Output every entry exactly as written, but omit the pictures.

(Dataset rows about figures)
☆ ☆ ☆ ☆

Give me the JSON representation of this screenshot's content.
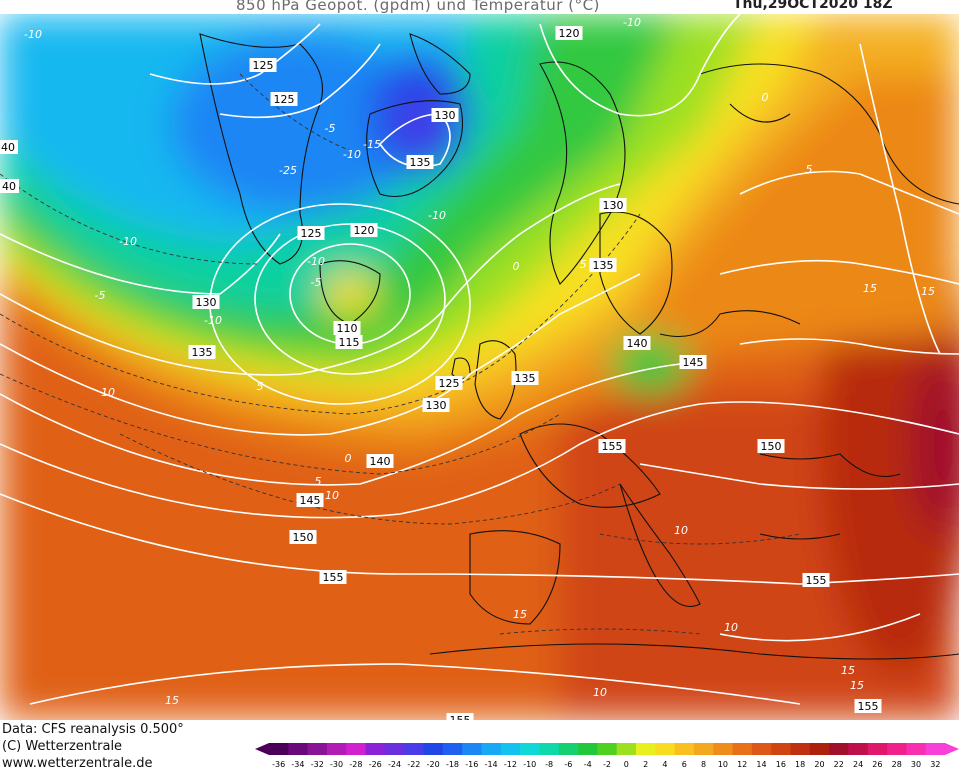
{
  "header": {
    "title": "850 hPa Geopot. (gpdm) und Temperatur (°C)",
    "datetime": "Thu,29OCT2020 18Z"
  },
  "footer": {
    "data_source": "Data: CFS reanalysis 0.500°",
    "copyright": "(C) Wetterzentrale",
    "website": "www.wetterzentrale.de"
  },
  "map": {
    "geopotential_labels": [
      "125",
      "125",
      "120",
      "130",
      "135",
      "130",
      "135",
      "125",
      "120",
      "130",
      "135",
      "110",
      "115",
      "125",
      "130",
      "135",
      "140",
      "140",
      "145",
      "145",
      "150",
      "150",
      "155",
      "155",
      "155",
      "155",
      "155",
      "40",
      "40"
    ],
    "temperature_labels": [
      "-10",
      "-10",
      "-25",
      "-15",
      "-10",
      "-10",
      "-5",
      "-10",
      "-5",
      "-10",
      "0",
      "-5",
      "5",
      "10",
      "5",
      "0",
      "10",
      "15",
      "5",
      "10",
      "10",
      "15",
      "15",
      "15",
      "15",
      "0",
      "5",
      "-10",
      "15",
      "10"
    ]
  },
  "colorbar": {
    "ticks": [
      "-36",
      "-34",
      "-32",
      "-30",
      "-28",
      "-26",
      "-24",
      "-22",
      "-20",
      "-18",
      "-16",
      "-14",
      "-12",
      "-10",
      "-8",
      "-6",
      "-4",
      "-2",
      "0",
      "2",
      "4",
      "6",
      "8",
      "10",
      "12",
      "14",
      "16",
      "18",
      "20",
      "22",
      "24",
      "26",
      "28",
      "30",
      "32"
    ],
    "colors": [
      "#4a0058",
      "#6a0a7a",
      "#8a1496",
      "#b01cb4",
      "#d020d0",
      "#8a22d8",
      "#6a30e0",
      "#4a3ce8",
      "#2046e8",
      "#2060f0",
      "#1c86f4",
      "#18a8f4",
      "#14c2f0",
      "#10d8d8",
      "#10d8a8",
      "#14d070",
      "#20c83c",
      "#50d020",
      "#9ce020",
      "#e8f020",
      "#f8dc20",
      "#f8c020",
      "#f4a820",
      "#f08c1c",
      "#e87018",
      "#dc5818",
      "#d04414",
      "#c03010",
      "#ac200c",
      "#a0102c",
      "#c0104c",
      "#e0186c",
      "#f0208c",
      "#f830b0",
      "#f840d8"
    ]
  }
}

☆ ☆ ☆ ☆

» **Written response**:
Give me the JSON representation of this screenshot's content.
{
  "header": {
    "title": "850 hPa Geopot. (gpdm) und Temperatur (°C)",
    "datetime": "Thu,29OCT2020 18Z"
  },
  "footer": {
    "data_source": "Data: CFS reanalysis 0.500°",
    "copyright": "(C) Wetterzentrale",
    "website": "www.wetterzentrale.de"
  },
  "map": {
    "geopotential_labels": [
      "125",
      "125",
      "120",
      "130",
      "135",
      "130",
      "135",
      "125",
      "120",
      "130",
      "135",
      "110",
      "115",
      "125",
      "130",
      "135",
      "140",
      "140",
      "145",
      "145",
      "150",
      "150",
      "155",
      "155",
      "155",
      "155",
      "155",
      "40",
      "40"
    ],
    "temperature_labels": [
      "-10",
      "-10",
      "-25",
      "-15",
      "-10",
      "-10",
      "-5",
      "-10",
      "-5",
      "-10",
      "0",
      "-5",
      "5",
      "10",
      "5",
      "0",
      "10",
      "15",
      "5",
      "10",
      "10",
      "15",
      "15",
      "15",
      "15",
      "0",
      "5",
      "-10",
      "15",
      "10"
    ]
  },
  "colorbar": {
    "ticks": [
      "-36",
      "-34",
      "-32",
      "-30",
      "-28",
      "-26",
      "-24",
      "-22",
      "-20",
      "-18",
      "-16",
      "-14",
      "-12",
      "-10",
      "-8",
      "-6",
      "-4",
      "-2",
      "0",
      "2",
      "4",
      "6",
      "8",
      "10",
      "12",
      "14",
      "16",
      "18",
      "20",
      "22",
      "24",
      "26",
      "28",
      "30",
      "32"
    ],
    "colors": [
      "#4a0058",
      "#6a0a7a",
      "#8a1496",
      "#b01cb4",
      "#d020d0",
      "#8a22d8",
      "#6a30e0",
      "#4a3ce8",
      "#2046e8",
      "#2060f0",
      "#1c86f4",
      "#18a8f4",
      "#14c2f0",
      "#10d8d8",
      "#10d8a8",
      "#14d070",
      "#20c83c",
      "#50d020",
      "#9ce020",
      "#e8f020",
      "#f8dc20",
      "#f8c020",
      "#f4a820",
      "#f08c1c",
      "#e87018",
      "#dc5818",
      "#d04414",
      "#c03010",
      "#ac200c",
      "#a0102c",
      "#c0104c",
      "#e0186c",
      "#f0208c",
      "#f830b0",
      "#f840d8"
    ]
  }
}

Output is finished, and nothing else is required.